- _Goal_: Report how many lines of the records below include the word "检验专用章". Give nothing but the number.

- _Given information_:
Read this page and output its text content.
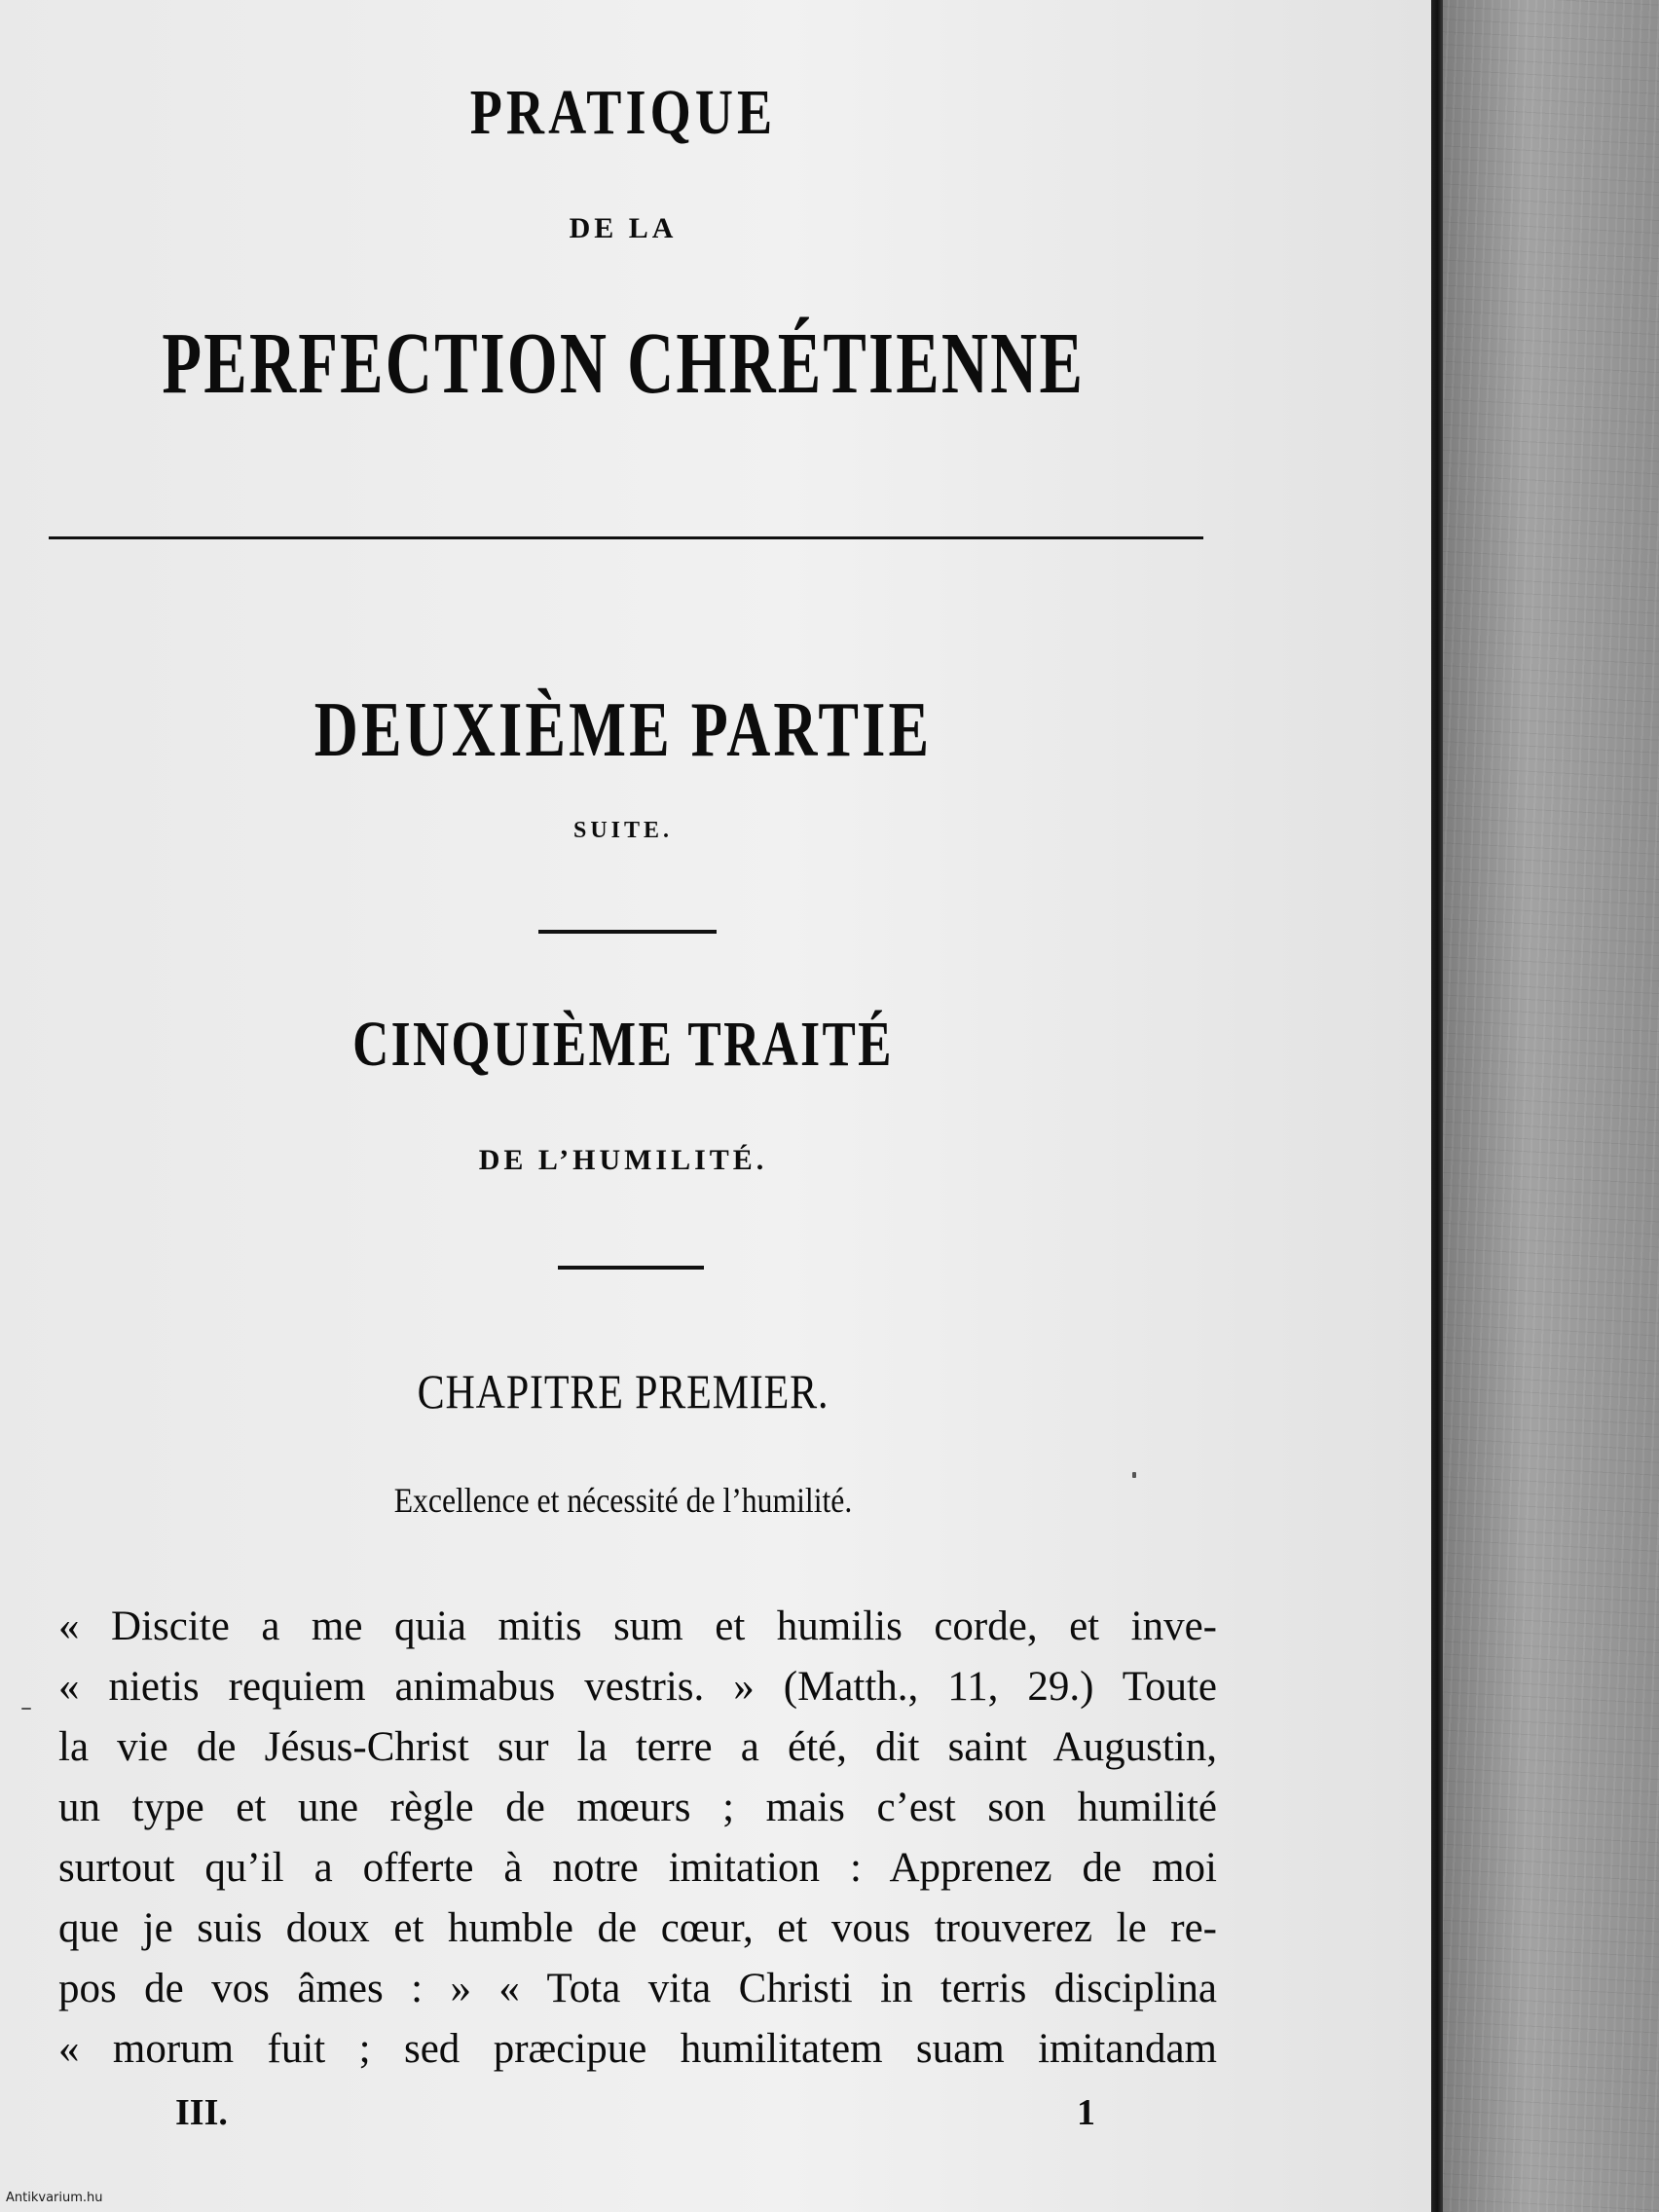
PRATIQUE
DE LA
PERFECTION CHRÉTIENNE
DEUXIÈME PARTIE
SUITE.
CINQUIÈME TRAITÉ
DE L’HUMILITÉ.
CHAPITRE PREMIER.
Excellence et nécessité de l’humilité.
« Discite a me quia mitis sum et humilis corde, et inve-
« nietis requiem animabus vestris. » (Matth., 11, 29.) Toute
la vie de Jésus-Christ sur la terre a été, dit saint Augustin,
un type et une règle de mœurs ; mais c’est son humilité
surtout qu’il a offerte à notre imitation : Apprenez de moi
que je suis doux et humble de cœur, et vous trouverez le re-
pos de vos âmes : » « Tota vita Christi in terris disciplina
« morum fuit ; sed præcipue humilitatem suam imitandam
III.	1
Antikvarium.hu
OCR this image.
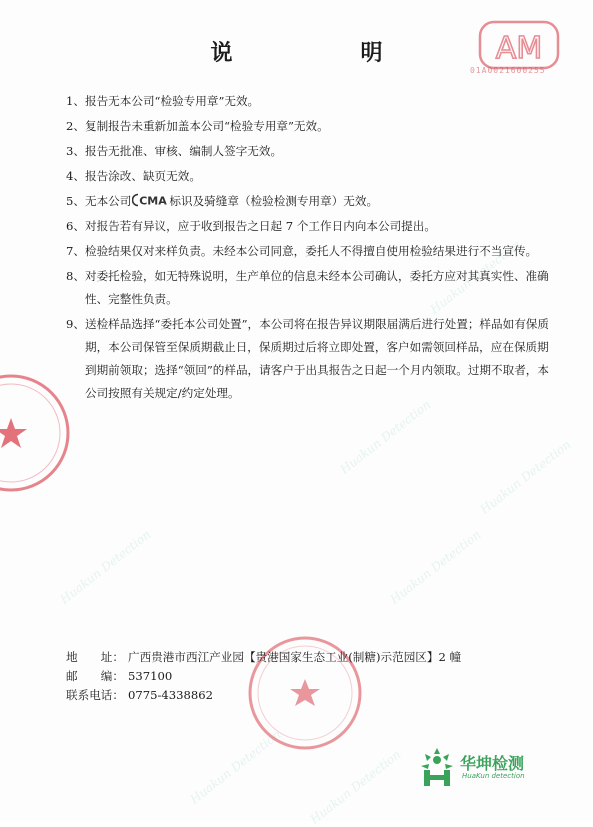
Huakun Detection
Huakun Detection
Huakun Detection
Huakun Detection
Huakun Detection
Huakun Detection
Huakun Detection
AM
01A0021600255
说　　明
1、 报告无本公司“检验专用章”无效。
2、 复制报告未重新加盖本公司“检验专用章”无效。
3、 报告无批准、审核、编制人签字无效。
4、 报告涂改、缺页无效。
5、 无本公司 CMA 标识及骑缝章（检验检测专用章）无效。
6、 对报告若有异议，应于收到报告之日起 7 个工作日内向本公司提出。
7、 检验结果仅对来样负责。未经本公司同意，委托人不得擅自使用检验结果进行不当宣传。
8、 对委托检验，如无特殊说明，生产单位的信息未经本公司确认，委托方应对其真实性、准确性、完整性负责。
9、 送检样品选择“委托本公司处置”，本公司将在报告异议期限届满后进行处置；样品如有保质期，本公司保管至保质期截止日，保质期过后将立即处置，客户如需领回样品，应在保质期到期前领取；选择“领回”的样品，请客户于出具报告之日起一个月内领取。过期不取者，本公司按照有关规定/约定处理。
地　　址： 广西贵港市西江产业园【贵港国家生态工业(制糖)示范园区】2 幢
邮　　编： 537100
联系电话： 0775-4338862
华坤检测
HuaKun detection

- _Task output_: 2